[start Available records]

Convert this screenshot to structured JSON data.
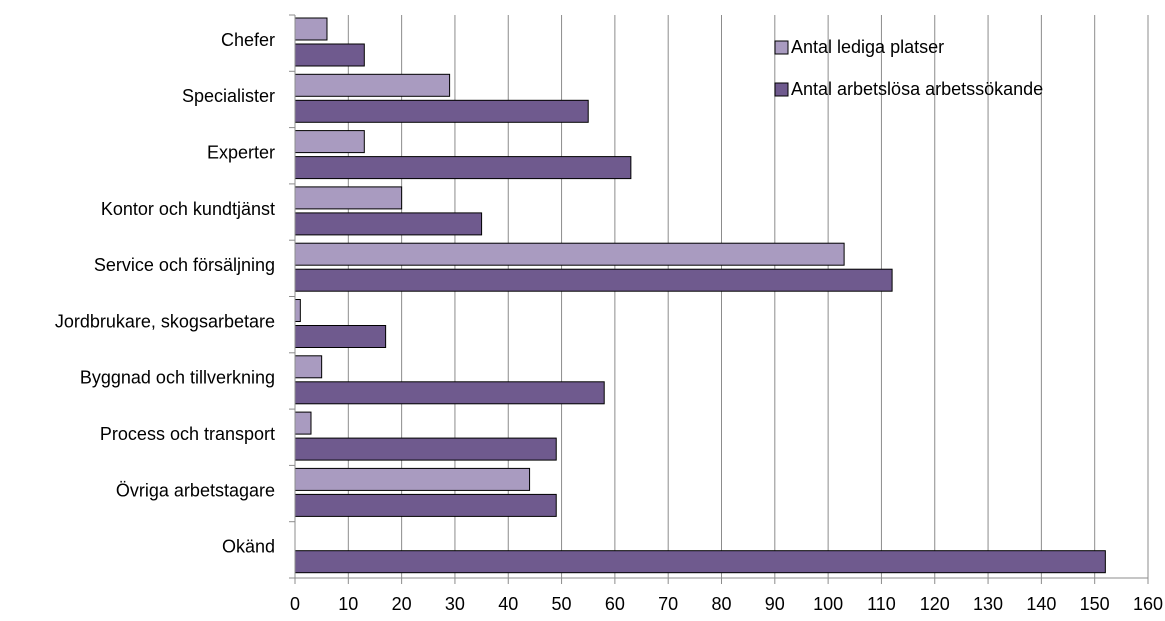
{
  "chart_data": {
    "type": "bar",
    "orientation": "horizontal",
    "categories": [
      "Chefer",
      "Specialister",
      "Experter",
      "Kontor och kundtjänst",
      "Service och försäljning",
      "Jordbrukare, skogsarbetare",
      "Byggnad och tillverkning",
      "Process och transport",
      "Övriga arbetstagare",
      "Okänd"
    ],
    "series": [
      {
        "name": "Antal lediga platser",
        "color": "#a99bc0",
        "values": [
          6,
          29,
          13,
          20,
          103,
          1,
          5,
          3,
          44,
          0
        ]
      },
      {
        "name": "Antal arbetslösa arbetssökande",
        "color": "#6f5a8e",
        "values": [
          13,
          55,
          63,
          35,
          112,
          17,
          58,
          49,
          49,
          152
        ]
      }
    ],
    "xlim": [
      0,
      160
    ],
    "xticks": [
      "0",
      "10",
      "20",
      "30",
      "40",
      "50",
      "60",
      "70",
      "80",
      "90",
      "100",
      "110",
      "120",
      "130",
      "140",
      "150",
      "160"
    ],
    "grid": "vertical",
    "legend_position": "top-right"
  }
}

[end Available records]

* [Set task]
Give only the number of lines in the material above where the string "Antal" appears.

* [Response to the exercise]
2